Given exercise: Restate each entry word for word, leaving nothing out.
>>>
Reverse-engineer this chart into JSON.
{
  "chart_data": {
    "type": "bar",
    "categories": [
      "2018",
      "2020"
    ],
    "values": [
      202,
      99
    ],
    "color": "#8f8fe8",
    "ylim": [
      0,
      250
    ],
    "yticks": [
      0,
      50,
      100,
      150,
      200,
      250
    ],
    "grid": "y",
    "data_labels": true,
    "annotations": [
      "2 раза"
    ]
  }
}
<<<
Result of this task:
Reverse-engineer this chart into JSON.
{
  "chart_data": {
    "type": "bar",
    "categories": [
      "2018",
      "2020"
    ],
    "values": [
      202,
      99
    ],
    "color": "#8f8fe8",
    "ylim": [
      0,
      250
    ],
    "yticks": [
      0,
      50,
      100,
      150,
      200,
      250
    ],
    "grid": "y",
    "data_labels": true,
    "annotations": [
      "2 раза"
    ]
  }
}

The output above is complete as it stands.